● **WHAT IS NEEDED**
Restate each of the lines given below, word for word.

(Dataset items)

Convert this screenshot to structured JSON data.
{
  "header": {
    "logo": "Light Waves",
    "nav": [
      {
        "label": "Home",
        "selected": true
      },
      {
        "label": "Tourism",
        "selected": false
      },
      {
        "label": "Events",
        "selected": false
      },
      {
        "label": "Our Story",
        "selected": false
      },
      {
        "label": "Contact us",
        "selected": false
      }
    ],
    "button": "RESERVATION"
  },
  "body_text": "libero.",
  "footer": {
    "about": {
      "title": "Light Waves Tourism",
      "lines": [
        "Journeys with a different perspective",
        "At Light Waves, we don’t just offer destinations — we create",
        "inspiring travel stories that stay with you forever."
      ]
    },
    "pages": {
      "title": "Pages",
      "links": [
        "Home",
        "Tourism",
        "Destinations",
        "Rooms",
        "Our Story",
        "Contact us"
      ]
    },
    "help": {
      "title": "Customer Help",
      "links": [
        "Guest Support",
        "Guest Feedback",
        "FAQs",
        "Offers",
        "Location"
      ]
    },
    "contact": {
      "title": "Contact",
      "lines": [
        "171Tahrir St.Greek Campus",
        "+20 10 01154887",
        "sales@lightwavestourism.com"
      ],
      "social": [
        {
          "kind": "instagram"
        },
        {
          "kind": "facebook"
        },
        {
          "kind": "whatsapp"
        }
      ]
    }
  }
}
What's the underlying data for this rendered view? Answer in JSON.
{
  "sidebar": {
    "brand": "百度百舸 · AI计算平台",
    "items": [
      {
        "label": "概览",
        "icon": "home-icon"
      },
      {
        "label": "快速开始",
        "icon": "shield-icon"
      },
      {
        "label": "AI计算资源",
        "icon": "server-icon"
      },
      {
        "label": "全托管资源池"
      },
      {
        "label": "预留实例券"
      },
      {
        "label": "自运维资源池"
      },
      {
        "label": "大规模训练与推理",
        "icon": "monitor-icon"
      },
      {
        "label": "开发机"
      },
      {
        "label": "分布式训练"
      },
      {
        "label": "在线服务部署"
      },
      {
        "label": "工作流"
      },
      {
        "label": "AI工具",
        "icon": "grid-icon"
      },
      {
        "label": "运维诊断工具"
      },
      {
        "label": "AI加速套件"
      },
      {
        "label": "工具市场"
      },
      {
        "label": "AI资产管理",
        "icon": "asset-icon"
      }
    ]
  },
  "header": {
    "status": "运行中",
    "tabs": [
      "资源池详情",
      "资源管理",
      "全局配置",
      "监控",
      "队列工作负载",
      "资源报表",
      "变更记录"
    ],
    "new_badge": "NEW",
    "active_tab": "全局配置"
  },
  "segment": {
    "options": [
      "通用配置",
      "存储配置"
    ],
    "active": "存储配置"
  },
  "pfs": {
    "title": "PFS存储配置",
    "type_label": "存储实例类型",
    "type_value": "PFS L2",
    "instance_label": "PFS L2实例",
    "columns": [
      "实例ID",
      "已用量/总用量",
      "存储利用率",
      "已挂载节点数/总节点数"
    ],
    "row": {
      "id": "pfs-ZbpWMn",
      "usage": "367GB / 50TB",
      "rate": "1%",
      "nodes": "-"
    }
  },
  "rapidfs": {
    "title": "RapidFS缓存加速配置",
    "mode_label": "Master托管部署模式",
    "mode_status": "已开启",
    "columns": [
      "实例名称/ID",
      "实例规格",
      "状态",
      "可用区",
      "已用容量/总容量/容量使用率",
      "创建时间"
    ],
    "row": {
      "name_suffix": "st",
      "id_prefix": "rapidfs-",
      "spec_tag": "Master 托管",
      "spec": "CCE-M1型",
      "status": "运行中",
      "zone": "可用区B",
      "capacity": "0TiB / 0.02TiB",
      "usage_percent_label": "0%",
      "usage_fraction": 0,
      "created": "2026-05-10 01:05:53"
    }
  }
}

● **FINAL ANSWER**
Convert this screenshot to structured JSON data.
{
  "header": {
    "logo": "Light Waves",
    "nav": [
      {
        "label": "Home",
        "selected": true
      },
      {
        "label": "Tourism",
        "selected": false
      },
      {
        "label": "Events",
        "selected": false
      },
      {
        "label": "Our Story",
        "selected": false
      },
      {
        "label": "Contact us",
        "selected": false
      }
    ],
    "button": "RESERVATION"
  },
  "body_text": "libero.",
  "footer": {
    "about": {
      "title": "Light Waves Tourism",
      "lines": [
        "Journeys with a different perspective",
        "At Light Waves, we don’t just offer destinations — we create",
        "inspiring travel stories that stay with you forever."
      ]
    },
    "pages": {
      "title": "Pages",
      "links": [
        "Home",
        "Tourism",
        "Destinations",
        "Rooms",
        "Our Story",
        "Contact us"
      ]
    },
    "help": {
      "title": "Customer Help",
      "links": [
        "Guest Support",
        "Guest Feedback",
        "FAQs",
        "Offers",
        "Location"
      ]
    },
    "contact": {
      "title": "Contact",
      "lines": [
        "171Tahrir St.Greek Campus",
        "+20 10 01154887",
        "sales@lightwavestourism.com"
      ],
      "social": [
        {
          "kind": "instagram"
        },
        {
          "kind": "facebook"
        },
        {
          "kind": "whatsapp"
        }
      ]
    }
  }
}
What's the underlying data for this rendered view? Answer in JSON.
{
  "sidebar": {
    "brand": "百度百舸 · AI计算平台",
    "items": [
      {
        "label": "概览",
        "icon": "home-icon"
      },
      {
        "label": "快速开始",
        "icon": "shield-icon"
      },
      {
        "label": "AI计算资源",
        "icon": "server-icon"
      },
      {
        "label": "全托管资源池"
      },
      {
        "label": "预留实例券"
      },
      {
        "label": "自运维资源池"
      },
      {
        "label": "大规模训练与推理",
        "icon": "monitor-icon"
      },
      {
        "label": "开发机"
      },
      {
        "label": "分布式训练"
      },
      {
        "label": "在线服务部署"
      },
      {
        "label": "工作流"
      },
      {
        "label": "AI工具",
        "icon": "grid-icon"
      },
      {
        "label": "运维诊断工具"
      },
      {
        "label": "AI加速套件"
      },
      {
        "label": "工具市场"
      },
      {
        "label": "AI资产管理",
        "icon": "asset-icon"
      }
    ]
  },
  "header": {
    "status": "运行中",
    "tabs": [
      "资源池详情",
      "资源管理",
      "全局配置",
      "监控",
      "队列工作负载",
      "资源报表",
      "变更记录"
    ],
    "new_badge": "NEW",
    "active_tab": "全局配置"
  },
  "segment": {
    "options": [
      "通用配置",
      "存储配置"
    ],
    "active": "存储配置"
  },
  "pfs": {
    "title": "PFS存储配置",
    "type_label": "存储实例类型",
    "type_value": "PFS L2",
    "instance_label": "PFS L2实例",
    "columns": [
      "实例ID",
      "已用量/总用量",
      "存储利用率",
      "已挂载节点数/总节点数"
    ],
    "row": {
      "id": "pfs-ZbpWMn",
      "usage": "367GB / 50TB",
      "rate": "1%",
      "nodes": "-"
    }
  },
  "rapidfs": {
    "title": "RapidFS缓存加速配置",
    "mode_label": "Master托管部署模式",
    "mode_status": "已开启",
    "columns": [
      "实例名称/ID",
      "实例规格",
      "状态",
      "可用区",
      "已用容量/总容量/容量使用率",
      "创建时间"
    ],
    "row": {
      "name_suffix": "st",
      "id_prefix": "rapidfs-",
      "spec_tag": "Master 托管",
      "spec": "CCE-M1型",
      "status": "运行中",
      "zone": "可用区B",
      "capacity": "0TiB / 0.02TiB",
      "usage_percent_label": "0%",
      "usage_fraction": 0,
      "created": "2026-05-10 01:05:53"
    }
  }
}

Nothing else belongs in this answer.